> [Your instructions]: Look through the records below, and copy out every line that holds the string "Years".

> [Data in this exercise]:
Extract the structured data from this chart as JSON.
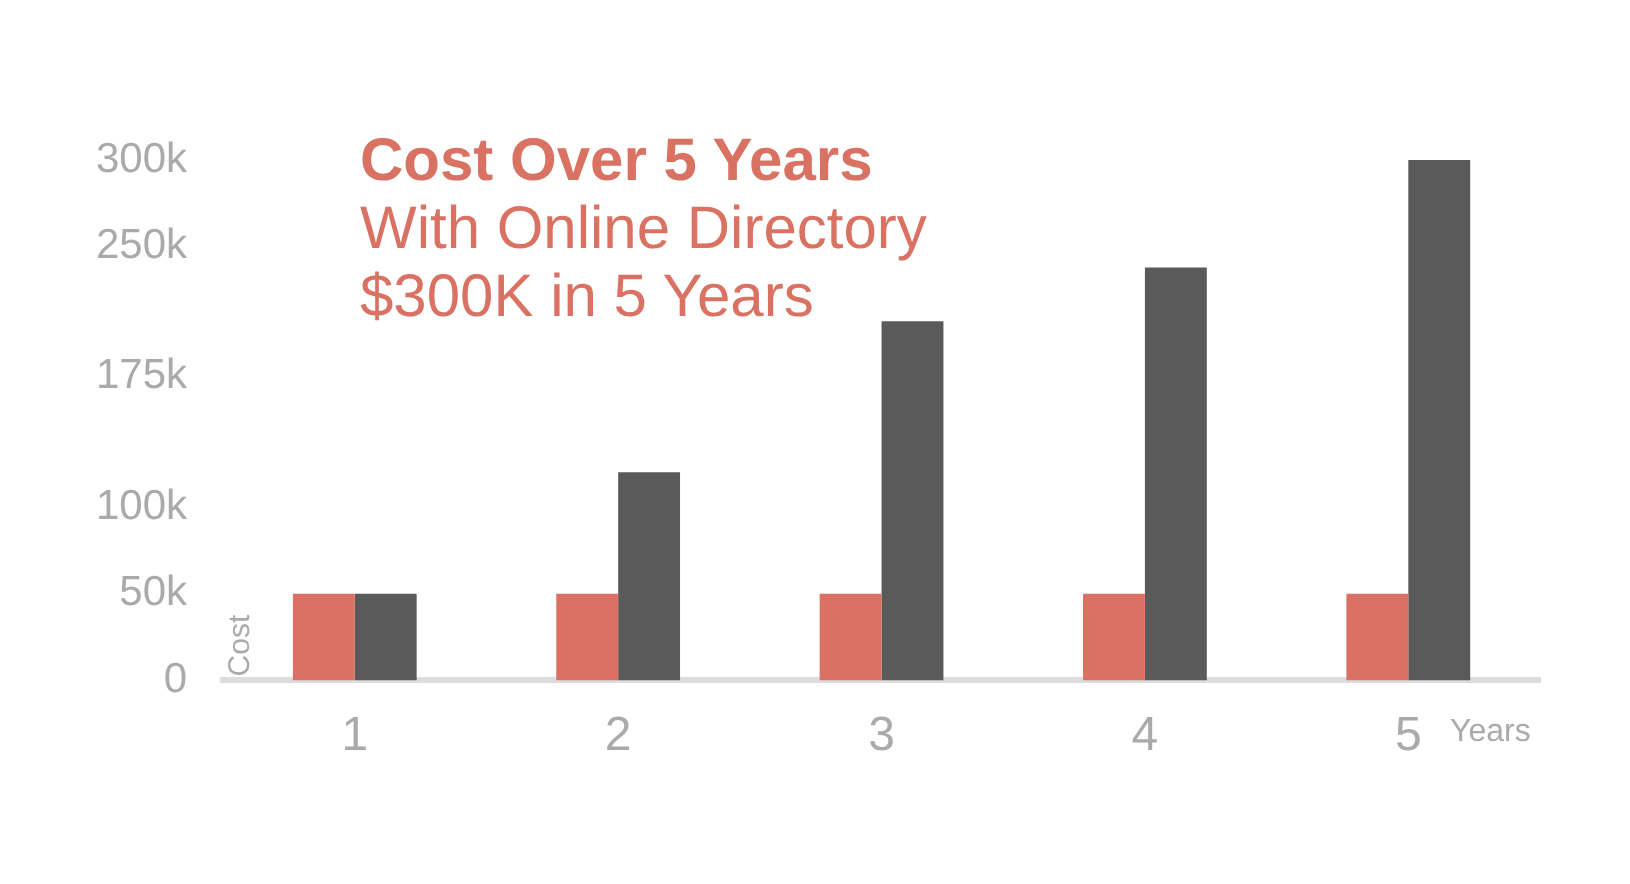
{
  "chart_data": {
    "type": "bar",
    "title": "Cost Over 5 Years",
    "subtitle": "With Online Directory\n$300K in 5 Years",
    "xlabel": "Years",
    "ylabel": "Cost",
    "categories": [
      "1",
      "2",
      "3",
      "4",
      "5"
    ],
    "series": [
      {
        "color": "#d97263",
        "values": [
          50,
          50,
          50,
          50,
          50
        ]
      },
      {
        "color": "#5a5a5a",
        "values": [
          50,
          120,
          207,
          238,
          300
        ]
      }
    ],
    "ylim": [
      0,
      300
    ],
    "yticks": [
      {
        "value": 0,
        "label": "0"
      },
      {
        "value": 50,
        "label": "50k"
      },
      {
        "value": 100,
        "label": "100k"
      },
      {
        "value": 175,
        "label": "175k"
      },
      {
        "value": 250,
        "label": "250k"
      },
      {
        "value": 300,
        "label": "300k"
      }
    ],
    "grid": false,
    "legend": false
  }
}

> [Solution for this exercise]:
    "title": "Cost Over 5 Years",
    "subtitle": "With Online Directory\n$300K in 5 Years",
    "xlabel": "Years",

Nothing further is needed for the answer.